[WHAT YOU WILL DO]
From the listing below, extract every line in which the word "FFFFFF" appears.

Records from a collection of figures:
[start]

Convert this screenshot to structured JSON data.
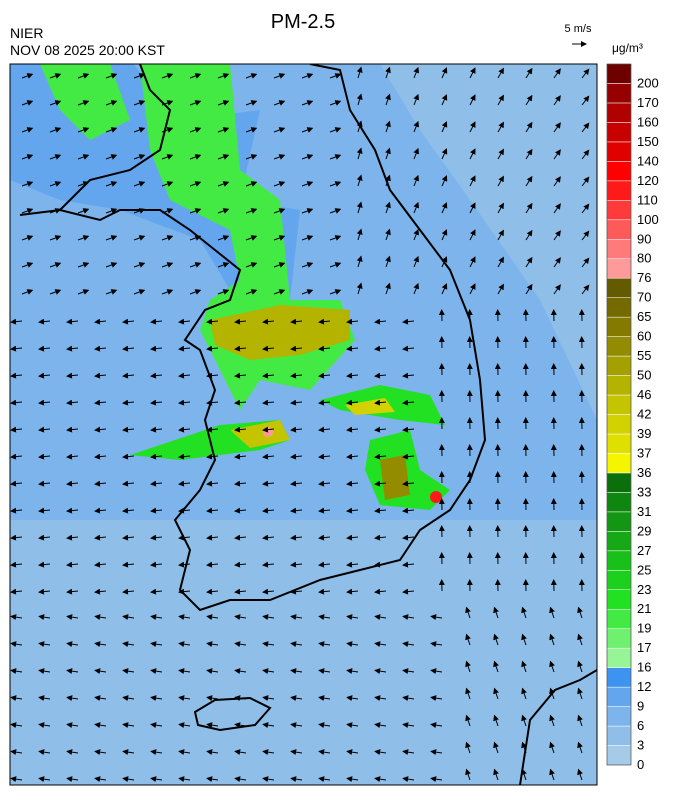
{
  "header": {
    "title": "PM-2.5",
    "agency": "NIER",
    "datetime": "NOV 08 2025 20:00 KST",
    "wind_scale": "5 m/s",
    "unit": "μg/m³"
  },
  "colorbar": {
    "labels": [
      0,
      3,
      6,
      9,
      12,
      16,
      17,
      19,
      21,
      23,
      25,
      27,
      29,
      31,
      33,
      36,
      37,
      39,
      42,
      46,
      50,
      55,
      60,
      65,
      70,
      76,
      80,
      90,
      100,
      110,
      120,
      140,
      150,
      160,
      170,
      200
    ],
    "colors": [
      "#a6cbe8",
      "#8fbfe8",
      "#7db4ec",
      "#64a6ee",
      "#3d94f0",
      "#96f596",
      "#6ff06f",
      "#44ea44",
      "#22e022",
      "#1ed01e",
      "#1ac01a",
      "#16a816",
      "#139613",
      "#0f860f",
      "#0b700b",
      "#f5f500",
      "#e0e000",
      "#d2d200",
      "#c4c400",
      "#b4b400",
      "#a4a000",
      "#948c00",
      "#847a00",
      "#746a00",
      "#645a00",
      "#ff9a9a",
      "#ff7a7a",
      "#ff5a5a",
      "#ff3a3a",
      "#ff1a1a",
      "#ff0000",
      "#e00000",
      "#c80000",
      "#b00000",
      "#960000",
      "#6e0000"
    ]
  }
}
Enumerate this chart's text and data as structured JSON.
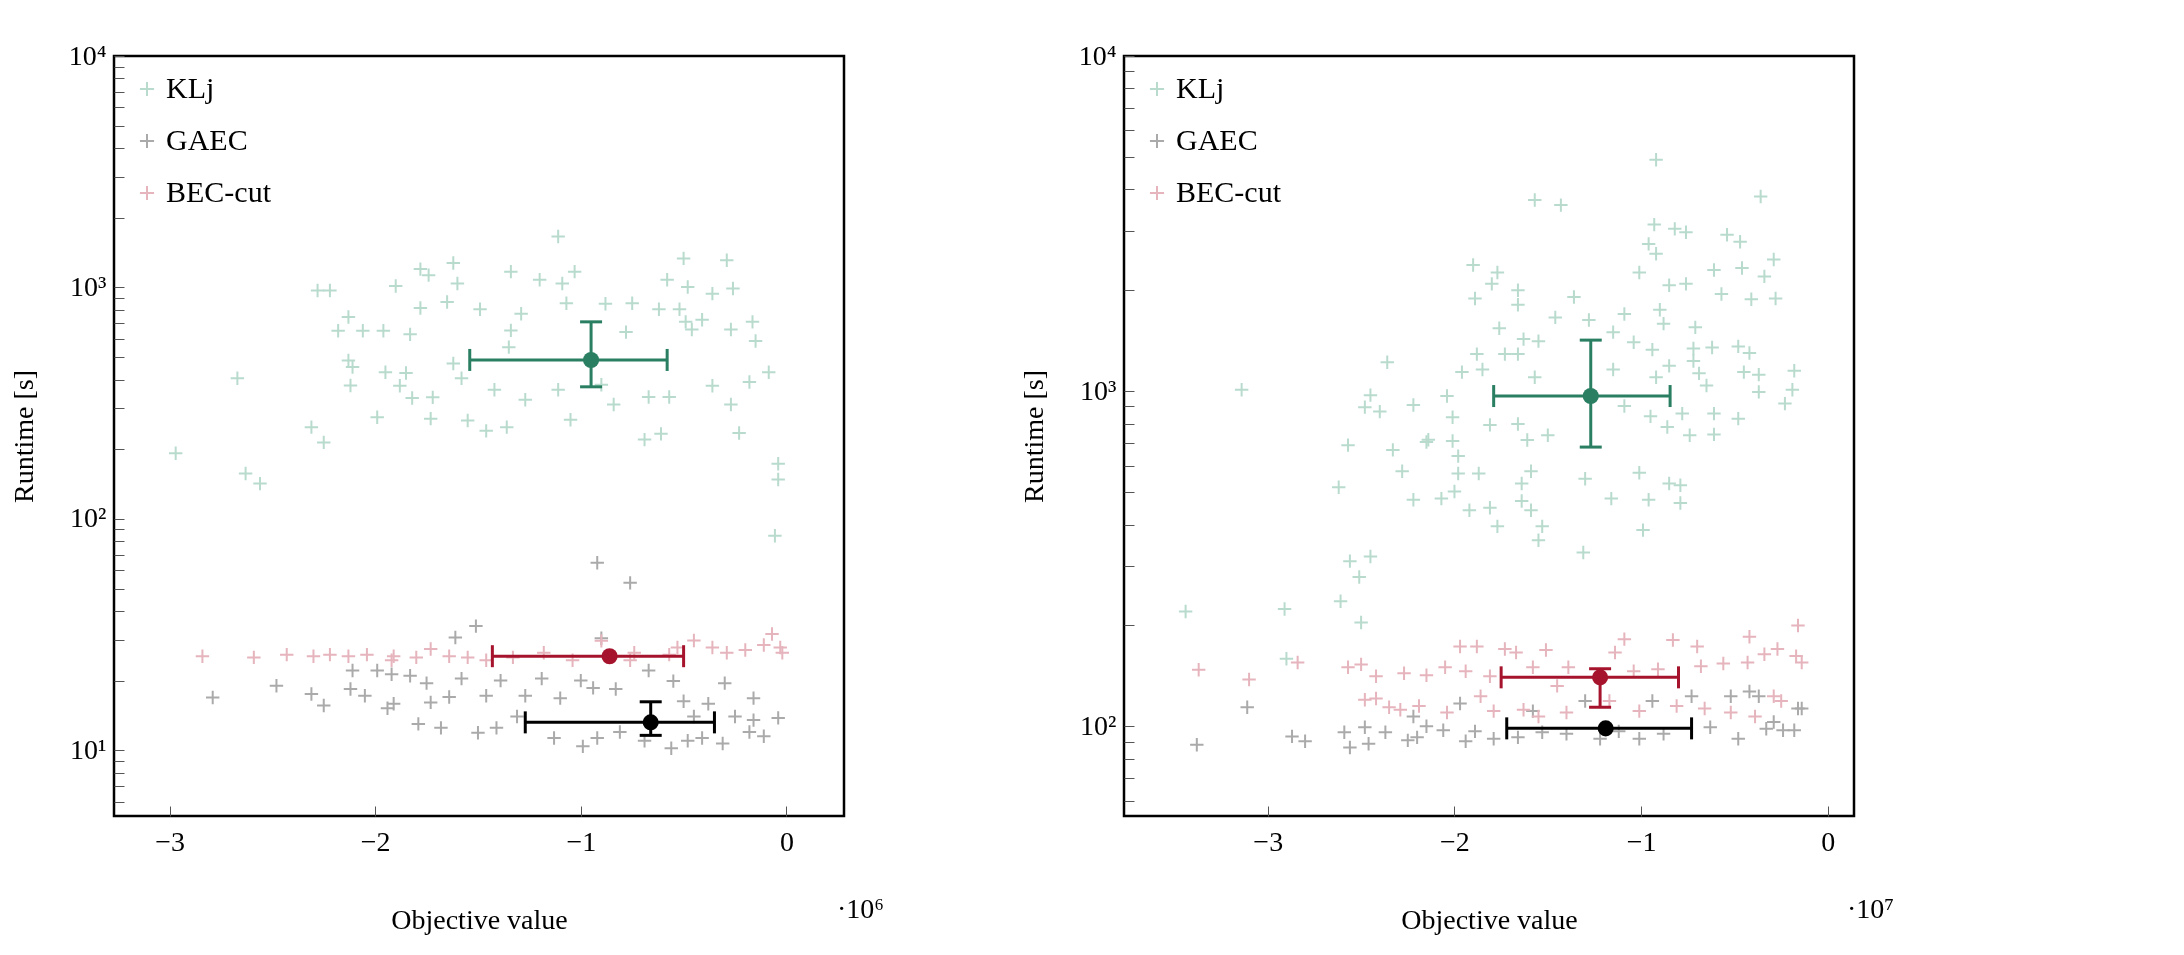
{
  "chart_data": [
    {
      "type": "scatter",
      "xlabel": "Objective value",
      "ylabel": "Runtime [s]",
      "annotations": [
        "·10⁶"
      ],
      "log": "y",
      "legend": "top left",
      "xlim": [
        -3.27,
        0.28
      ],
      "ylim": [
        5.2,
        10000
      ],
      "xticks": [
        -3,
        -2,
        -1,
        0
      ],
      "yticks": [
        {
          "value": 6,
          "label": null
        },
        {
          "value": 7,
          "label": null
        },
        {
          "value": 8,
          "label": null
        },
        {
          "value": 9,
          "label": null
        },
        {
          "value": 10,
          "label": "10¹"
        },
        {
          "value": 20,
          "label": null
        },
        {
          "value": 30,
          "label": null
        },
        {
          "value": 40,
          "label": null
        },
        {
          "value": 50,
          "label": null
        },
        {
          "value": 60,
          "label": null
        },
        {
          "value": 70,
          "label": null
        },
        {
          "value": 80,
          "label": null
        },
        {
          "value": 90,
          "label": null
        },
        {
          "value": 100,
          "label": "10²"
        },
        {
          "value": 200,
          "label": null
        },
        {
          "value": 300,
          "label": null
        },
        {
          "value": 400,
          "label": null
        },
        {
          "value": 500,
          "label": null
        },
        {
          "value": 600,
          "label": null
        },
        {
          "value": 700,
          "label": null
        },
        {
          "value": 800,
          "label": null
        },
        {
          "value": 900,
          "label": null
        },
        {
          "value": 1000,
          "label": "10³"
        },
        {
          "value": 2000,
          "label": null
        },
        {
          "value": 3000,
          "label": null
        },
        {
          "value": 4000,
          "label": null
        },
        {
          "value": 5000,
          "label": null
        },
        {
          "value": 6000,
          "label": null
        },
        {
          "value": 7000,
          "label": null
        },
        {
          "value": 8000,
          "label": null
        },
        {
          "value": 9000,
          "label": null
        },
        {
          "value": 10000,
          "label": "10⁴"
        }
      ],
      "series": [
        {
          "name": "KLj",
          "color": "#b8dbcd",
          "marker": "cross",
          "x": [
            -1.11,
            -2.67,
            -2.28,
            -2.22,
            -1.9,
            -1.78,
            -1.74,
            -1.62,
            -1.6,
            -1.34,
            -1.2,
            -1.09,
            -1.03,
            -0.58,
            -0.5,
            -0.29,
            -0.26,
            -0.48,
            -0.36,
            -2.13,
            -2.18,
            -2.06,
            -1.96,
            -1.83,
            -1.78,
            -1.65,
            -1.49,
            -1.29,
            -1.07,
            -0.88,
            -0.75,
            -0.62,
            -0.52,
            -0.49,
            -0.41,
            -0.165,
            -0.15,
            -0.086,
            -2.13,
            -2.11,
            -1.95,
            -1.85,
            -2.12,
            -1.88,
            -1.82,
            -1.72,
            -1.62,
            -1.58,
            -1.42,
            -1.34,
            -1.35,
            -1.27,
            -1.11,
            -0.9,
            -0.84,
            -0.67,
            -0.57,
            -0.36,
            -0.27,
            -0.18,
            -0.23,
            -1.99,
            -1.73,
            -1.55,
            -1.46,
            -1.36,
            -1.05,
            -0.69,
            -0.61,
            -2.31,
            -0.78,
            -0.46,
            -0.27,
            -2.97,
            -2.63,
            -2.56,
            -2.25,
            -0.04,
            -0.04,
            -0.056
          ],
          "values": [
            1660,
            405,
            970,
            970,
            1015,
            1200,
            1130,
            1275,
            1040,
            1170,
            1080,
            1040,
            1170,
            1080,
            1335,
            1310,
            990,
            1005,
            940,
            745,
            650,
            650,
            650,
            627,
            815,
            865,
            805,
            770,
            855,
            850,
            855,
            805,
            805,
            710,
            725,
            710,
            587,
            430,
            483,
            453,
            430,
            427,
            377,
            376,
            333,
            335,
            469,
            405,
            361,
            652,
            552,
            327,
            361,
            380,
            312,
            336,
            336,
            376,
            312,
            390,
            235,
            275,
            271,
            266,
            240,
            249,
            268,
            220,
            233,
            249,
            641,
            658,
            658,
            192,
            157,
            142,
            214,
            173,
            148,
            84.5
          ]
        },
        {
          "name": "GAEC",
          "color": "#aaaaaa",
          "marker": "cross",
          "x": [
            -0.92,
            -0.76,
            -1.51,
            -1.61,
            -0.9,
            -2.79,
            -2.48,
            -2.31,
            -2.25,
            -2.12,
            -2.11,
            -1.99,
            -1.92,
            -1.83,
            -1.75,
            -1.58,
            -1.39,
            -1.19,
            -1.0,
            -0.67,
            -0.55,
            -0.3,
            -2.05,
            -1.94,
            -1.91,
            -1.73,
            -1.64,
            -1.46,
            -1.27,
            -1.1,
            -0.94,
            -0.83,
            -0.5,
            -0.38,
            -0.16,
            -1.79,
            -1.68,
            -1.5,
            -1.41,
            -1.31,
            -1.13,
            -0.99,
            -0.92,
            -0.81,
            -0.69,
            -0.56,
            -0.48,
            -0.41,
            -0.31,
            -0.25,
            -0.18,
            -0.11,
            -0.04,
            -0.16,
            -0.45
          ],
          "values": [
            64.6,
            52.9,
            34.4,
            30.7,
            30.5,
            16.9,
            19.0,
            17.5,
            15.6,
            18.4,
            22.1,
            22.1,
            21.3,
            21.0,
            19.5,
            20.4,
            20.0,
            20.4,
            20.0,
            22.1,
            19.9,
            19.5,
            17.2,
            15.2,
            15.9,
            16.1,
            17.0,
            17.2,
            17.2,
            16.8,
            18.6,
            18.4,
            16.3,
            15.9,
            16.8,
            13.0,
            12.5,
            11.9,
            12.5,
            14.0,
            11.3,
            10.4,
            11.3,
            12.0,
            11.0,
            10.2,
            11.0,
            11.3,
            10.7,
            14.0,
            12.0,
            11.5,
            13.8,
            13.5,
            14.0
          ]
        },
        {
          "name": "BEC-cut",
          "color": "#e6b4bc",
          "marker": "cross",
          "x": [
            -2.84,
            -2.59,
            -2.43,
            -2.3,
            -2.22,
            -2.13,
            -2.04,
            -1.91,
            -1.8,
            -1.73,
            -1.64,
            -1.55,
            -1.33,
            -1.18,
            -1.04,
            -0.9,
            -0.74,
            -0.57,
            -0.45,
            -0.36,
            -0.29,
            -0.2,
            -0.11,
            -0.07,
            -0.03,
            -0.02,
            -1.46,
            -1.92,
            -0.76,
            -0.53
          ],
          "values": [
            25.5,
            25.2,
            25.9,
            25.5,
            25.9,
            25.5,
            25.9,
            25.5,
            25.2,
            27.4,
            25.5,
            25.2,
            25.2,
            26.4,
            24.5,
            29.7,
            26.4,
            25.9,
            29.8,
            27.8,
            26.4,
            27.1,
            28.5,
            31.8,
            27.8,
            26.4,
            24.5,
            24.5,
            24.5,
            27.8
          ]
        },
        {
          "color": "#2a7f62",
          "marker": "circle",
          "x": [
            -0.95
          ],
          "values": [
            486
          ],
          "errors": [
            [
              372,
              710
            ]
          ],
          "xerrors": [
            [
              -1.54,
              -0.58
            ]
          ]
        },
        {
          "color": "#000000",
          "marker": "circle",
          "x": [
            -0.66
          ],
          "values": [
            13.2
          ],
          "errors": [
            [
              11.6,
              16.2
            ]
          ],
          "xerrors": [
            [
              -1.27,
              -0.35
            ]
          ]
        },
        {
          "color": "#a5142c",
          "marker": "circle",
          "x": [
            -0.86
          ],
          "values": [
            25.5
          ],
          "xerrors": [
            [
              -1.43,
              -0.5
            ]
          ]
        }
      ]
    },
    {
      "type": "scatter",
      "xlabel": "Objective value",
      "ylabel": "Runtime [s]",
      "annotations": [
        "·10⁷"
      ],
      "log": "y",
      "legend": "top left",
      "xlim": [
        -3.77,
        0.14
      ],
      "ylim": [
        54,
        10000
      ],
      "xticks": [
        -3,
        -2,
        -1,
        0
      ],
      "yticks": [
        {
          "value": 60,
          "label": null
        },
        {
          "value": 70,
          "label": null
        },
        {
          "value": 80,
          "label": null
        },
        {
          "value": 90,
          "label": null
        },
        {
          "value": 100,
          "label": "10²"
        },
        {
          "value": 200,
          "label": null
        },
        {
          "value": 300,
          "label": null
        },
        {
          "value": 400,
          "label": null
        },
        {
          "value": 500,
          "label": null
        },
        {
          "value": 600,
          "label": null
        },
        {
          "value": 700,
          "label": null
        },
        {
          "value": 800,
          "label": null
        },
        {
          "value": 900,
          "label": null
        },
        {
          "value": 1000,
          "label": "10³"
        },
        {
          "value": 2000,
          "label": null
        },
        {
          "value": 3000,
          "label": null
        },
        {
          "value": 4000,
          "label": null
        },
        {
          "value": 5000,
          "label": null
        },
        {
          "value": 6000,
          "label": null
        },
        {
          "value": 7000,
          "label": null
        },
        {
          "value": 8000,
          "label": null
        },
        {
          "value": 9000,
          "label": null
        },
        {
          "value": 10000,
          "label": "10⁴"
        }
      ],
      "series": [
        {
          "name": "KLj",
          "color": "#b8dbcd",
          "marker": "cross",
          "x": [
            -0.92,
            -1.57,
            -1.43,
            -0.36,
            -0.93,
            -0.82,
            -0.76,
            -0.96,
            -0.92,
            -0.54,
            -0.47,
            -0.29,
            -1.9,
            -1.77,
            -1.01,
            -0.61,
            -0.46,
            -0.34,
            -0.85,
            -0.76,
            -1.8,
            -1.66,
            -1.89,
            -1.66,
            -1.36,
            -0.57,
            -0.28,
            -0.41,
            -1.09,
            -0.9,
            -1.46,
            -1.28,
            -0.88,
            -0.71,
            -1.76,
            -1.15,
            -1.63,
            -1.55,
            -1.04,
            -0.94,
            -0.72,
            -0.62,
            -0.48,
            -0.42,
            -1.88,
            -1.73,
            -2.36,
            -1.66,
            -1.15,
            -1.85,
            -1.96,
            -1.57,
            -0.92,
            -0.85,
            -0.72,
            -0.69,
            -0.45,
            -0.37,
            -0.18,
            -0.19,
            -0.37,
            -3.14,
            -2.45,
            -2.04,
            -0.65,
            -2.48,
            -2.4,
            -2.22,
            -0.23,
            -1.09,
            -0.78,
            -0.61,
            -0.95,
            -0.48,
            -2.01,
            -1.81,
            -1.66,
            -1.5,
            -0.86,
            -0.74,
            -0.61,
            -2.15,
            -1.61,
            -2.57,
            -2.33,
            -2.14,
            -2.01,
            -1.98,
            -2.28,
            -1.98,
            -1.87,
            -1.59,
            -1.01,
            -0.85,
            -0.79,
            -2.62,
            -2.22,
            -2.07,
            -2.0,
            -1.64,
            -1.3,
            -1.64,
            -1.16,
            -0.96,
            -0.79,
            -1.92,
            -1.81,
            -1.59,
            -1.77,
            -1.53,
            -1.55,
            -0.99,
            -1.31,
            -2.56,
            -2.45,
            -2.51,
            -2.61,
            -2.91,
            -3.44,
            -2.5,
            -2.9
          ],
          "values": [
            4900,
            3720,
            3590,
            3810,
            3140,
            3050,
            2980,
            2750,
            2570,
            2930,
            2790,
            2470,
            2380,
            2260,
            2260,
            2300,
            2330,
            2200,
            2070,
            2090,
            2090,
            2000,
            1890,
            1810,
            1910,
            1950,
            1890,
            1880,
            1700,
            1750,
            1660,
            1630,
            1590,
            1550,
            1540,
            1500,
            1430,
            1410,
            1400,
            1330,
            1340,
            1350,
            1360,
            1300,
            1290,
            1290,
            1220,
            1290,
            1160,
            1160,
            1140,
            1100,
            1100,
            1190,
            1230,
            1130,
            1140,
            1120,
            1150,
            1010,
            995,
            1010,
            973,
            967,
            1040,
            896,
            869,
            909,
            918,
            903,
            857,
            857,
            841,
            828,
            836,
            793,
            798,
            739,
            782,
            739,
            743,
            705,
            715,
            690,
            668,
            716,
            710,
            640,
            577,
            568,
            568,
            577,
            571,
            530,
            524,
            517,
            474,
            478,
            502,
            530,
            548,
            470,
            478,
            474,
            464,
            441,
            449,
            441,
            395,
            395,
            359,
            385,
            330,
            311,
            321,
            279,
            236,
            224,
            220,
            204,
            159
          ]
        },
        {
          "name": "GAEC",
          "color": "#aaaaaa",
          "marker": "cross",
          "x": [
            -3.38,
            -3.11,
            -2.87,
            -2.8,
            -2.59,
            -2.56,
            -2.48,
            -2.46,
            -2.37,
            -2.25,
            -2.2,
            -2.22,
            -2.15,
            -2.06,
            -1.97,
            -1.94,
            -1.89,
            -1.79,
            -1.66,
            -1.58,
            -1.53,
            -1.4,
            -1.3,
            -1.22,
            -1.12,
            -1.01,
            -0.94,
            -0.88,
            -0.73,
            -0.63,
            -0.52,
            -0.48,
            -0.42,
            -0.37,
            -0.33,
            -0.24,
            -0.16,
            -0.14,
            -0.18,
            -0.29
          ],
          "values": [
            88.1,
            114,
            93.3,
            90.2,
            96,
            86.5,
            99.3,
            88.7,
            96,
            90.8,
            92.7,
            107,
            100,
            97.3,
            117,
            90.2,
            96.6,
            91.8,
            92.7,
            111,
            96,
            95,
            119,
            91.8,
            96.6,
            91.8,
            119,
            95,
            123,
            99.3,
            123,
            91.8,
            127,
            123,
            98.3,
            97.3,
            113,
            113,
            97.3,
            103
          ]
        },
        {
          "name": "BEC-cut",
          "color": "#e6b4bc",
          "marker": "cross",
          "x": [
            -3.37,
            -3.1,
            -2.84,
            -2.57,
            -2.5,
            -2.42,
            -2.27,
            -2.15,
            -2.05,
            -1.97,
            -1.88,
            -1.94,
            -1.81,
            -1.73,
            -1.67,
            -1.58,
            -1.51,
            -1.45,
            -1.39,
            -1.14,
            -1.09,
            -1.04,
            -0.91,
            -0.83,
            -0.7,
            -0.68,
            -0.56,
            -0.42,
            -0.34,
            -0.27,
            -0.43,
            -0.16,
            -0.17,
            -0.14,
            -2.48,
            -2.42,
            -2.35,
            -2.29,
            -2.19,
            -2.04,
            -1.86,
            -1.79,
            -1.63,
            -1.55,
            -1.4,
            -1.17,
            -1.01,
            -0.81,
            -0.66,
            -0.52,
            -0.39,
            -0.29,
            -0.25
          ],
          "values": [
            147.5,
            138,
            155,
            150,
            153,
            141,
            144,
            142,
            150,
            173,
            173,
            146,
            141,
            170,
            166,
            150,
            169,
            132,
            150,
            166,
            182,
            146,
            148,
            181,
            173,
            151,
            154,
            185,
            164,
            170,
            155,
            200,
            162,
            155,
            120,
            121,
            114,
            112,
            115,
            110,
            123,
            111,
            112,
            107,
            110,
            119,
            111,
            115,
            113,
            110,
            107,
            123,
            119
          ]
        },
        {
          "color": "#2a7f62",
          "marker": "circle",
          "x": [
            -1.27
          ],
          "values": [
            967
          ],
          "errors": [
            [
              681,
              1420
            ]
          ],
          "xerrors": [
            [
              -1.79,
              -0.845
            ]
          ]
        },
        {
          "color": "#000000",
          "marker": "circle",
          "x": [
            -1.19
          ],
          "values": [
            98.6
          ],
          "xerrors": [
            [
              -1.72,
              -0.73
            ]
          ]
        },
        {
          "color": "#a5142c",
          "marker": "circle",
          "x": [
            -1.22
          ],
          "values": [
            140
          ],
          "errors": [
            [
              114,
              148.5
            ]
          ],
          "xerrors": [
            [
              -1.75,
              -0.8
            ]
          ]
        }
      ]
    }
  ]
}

[end]
[start]

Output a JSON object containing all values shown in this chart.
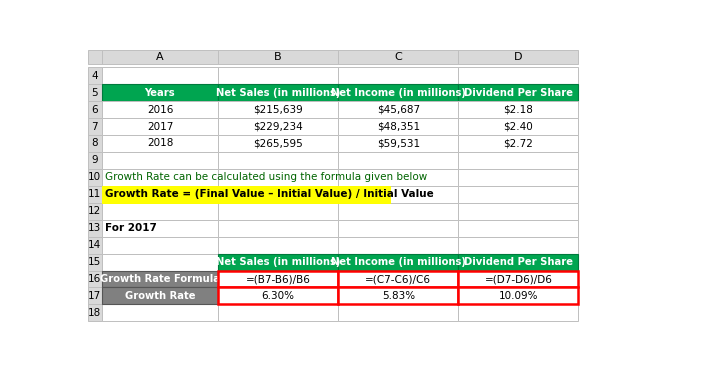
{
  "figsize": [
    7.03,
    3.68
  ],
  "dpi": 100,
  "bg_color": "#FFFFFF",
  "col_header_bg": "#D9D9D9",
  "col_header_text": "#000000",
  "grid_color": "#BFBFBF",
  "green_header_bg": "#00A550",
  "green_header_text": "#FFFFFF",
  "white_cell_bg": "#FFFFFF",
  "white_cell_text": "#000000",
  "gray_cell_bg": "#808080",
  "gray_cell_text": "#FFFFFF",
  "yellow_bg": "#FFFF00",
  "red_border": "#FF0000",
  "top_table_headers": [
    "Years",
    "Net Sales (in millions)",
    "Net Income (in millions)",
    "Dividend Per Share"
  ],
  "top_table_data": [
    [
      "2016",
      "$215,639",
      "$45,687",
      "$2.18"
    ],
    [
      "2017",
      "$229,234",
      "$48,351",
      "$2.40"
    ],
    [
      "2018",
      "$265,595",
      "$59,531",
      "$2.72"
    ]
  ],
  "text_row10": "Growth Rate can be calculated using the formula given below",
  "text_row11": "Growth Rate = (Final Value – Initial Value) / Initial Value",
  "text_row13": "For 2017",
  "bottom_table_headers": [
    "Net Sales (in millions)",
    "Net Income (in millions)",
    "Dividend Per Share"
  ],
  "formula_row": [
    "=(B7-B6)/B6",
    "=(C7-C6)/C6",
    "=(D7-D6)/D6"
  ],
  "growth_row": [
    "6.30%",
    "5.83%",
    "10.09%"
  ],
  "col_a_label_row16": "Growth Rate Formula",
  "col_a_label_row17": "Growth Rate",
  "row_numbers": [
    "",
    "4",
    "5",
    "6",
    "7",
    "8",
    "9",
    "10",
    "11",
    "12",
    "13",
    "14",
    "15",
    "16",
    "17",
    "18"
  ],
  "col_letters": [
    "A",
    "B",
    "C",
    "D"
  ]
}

[end]

[EXPECTED ANSWER]
  "bg_color": "#FFFFFF",
  "green_header_text": "#FFFFFF",
  "white_cell_bg": "#FFFFFF",
  "gray_cell_text": "#FFFFFF",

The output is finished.